WHAT THIS TASK INVOLVES |
All entries must be extracted exactly, with nothing added or dropped.
* START *
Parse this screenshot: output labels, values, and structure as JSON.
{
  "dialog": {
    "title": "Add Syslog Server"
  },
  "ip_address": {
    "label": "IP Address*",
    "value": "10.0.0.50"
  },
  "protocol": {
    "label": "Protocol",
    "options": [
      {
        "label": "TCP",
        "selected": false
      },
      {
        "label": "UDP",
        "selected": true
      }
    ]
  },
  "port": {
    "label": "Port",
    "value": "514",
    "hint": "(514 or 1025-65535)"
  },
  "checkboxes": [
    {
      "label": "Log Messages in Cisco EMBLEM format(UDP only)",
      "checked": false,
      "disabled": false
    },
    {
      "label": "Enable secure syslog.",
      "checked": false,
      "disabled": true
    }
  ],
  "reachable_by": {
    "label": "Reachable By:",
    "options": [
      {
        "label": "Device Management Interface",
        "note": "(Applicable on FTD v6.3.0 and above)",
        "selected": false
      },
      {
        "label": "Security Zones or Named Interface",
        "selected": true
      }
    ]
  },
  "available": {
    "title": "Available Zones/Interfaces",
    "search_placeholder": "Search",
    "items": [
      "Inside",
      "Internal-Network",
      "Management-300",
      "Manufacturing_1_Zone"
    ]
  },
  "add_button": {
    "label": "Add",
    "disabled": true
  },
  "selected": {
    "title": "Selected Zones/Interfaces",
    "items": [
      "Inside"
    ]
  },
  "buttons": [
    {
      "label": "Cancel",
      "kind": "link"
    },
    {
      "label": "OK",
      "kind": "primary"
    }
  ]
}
* END *
WRITTEN RESPONSE |
Parse this screenshot: output labels, values, and structure as JSON.
{
  "dialog": {
    "title": "Add Syslog Server"
  },
  "ip_address": {
    "label": "IP Address*",
    "value": "10.0.0.50"
  },
  "protocol": {
    "label": "Protocol",
    "options": [
      {
        "label": "TCP",
        "selected": false
      },
      {
        "label": "UDP",
        "selected": true
      }
    ]
  },
  "port": {
    "label": "Port",
    "value": "514",
    "hint": "(514 or 1025-65535)"
  },
  "checkboxes": [
    {
      "label": "Log Messages in Cisco EMBLEM format(UDP only)",
      "checked": false,
      "disabled": false
    },
    {
      "label": "Enable secure syslog.",
      "checked": false,
      "disabled": true
    }
  ],
  "reachable_by": {
    "label": "Reachable By:",
    "options": [
      {
        "label": "Device Management Interface",
        "note": "(Applicable on FTD v6.3.0 and above)",
        "selected": false
      },
      {
        "label": "Security Zones or Named Interface",
        "selected": true
      }
    ]
  },
  "available": {
    "title": "Available Zones/Interfaces",
    "search_placeholder": "Search",
    "items": [
      "Inside",
      "Internal-Network",
      "Management-300",
      "Manufacturing_1_Zone"
    ]
  },
  "add_button": {
    "label": "Add",
    "disabled": true
  },
  "selected": {
    "title": "Selected Zones/Interfaces",
    "items": [
      "Inside"
    ]
  },
  "buttons": [
    {
      "label": "Cancel",
      "kind": "link"
    },
    {
      "label": "OK",
      "kind": "primary"
    }
  ]
}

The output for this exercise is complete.